● Set problem
Count lines, not occurrences: give the number of lines holding the word "management", and nothing besides.

● Dataset
----

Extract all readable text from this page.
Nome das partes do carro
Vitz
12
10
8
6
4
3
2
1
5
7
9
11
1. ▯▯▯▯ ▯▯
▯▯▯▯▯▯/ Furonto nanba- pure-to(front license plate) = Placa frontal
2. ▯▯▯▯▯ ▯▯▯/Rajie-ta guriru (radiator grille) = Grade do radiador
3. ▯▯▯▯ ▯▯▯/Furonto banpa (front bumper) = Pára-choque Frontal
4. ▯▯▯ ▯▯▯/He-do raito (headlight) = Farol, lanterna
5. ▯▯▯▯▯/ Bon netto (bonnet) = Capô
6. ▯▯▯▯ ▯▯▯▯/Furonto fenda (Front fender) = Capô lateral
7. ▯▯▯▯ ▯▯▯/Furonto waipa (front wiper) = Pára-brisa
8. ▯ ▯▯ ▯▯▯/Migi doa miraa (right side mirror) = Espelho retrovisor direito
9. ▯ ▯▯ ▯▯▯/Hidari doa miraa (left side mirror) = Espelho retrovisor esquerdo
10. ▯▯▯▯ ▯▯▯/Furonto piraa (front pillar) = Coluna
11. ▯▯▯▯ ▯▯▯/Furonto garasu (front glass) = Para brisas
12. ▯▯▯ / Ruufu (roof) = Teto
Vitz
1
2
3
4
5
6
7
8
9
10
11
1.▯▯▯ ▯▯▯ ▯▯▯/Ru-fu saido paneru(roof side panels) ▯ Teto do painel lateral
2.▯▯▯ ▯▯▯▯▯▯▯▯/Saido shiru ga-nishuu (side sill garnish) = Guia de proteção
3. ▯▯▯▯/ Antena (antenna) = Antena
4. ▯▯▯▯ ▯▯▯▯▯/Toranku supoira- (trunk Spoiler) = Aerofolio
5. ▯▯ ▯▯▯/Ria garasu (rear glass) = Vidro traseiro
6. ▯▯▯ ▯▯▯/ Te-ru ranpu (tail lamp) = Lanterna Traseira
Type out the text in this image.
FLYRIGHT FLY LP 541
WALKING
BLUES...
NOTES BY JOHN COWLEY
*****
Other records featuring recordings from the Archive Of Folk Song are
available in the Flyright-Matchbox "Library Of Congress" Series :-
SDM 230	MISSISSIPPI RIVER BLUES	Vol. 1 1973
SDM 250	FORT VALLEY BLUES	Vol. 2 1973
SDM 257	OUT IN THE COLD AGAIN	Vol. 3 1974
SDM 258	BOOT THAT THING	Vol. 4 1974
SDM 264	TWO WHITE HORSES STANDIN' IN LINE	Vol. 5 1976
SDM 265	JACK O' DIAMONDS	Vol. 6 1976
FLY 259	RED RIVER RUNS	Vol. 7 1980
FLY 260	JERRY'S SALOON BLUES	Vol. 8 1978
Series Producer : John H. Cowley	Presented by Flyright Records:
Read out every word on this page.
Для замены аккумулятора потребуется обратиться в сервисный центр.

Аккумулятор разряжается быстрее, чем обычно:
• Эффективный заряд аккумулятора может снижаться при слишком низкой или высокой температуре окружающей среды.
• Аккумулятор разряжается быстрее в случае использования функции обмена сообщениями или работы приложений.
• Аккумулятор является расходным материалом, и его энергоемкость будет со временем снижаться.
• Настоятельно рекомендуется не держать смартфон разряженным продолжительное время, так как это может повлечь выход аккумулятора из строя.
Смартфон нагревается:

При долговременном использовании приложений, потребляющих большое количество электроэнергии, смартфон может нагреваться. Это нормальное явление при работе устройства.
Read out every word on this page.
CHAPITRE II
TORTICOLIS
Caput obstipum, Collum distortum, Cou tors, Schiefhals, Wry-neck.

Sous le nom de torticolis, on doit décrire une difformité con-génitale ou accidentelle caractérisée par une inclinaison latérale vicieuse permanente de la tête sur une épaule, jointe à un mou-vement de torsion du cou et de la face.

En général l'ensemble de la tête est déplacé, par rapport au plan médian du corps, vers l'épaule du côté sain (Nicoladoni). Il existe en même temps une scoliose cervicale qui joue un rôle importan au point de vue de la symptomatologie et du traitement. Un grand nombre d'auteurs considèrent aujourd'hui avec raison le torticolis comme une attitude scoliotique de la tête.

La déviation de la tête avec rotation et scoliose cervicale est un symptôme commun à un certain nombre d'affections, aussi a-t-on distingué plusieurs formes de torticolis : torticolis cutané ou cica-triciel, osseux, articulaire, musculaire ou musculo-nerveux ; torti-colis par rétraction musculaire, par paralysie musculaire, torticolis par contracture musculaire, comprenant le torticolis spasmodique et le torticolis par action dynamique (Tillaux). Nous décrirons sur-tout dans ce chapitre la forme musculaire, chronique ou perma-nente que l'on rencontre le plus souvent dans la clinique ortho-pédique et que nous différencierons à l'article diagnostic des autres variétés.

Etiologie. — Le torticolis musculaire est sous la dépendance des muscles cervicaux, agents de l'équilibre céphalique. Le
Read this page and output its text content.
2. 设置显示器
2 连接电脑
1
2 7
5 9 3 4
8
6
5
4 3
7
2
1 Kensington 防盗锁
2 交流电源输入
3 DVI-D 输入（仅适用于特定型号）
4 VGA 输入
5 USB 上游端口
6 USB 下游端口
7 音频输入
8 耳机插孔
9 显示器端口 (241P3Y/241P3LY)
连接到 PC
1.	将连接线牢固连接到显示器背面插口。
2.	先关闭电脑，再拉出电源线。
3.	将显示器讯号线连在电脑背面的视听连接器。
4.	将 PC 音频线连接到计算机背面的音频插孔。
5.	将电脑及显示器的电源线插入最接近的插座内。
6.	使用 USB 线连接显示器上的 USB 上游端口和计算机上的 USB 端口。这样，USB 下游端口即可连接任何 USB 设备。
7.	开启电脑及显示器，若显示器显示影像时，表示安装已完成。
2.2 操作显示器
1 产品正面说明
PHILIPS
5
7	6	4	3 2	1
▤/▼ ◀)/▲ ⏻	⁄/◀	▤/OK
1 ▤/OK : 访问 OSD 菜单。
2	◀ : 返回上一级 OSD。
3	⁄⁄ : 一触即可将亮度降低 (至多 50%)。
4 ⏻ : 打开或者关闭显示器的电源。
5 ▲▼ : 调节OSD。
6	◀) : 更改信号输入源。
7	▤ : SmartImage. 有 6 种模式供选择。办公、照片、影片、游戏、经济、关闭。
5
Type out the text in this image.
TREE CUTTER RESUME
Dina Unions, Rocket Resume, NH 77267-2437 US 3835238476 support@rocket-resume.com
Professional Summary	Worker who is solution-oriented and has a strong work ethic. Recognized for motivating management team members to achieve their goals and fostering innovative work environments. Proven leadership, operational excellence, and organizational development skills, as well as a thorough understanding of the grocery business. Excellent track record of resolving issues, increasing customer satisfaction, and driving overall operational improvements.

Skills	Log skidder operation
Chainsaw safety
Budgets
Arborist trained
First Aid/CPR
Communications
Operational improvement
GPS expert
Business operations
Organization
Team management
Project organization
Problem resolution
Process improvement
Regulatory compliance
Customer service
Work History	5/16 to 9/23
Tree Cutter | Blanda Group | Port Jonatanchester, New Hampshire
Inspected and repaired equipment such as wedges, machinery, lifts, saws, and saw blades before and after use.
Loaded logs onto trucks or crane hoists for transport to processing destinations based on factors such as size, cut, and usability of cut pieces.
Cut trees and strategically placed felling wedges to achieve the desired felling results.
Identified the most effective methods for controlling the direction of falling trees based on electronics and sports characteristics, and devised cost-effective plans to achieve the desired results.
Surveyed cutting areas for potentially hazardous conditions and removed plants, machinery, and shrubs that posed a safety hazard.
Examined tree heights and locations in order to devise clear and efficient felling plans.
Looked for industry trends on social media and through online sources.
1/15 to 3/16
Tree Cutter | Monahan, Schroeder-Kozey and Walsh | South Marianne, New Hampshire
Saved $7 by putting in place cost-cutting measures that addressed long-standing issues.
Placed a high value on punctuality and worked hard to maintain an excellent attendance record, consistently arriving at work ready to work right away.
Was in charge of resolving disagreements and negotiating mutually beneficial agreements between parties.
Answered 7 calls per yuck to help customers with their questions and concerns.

----

● Completed task
2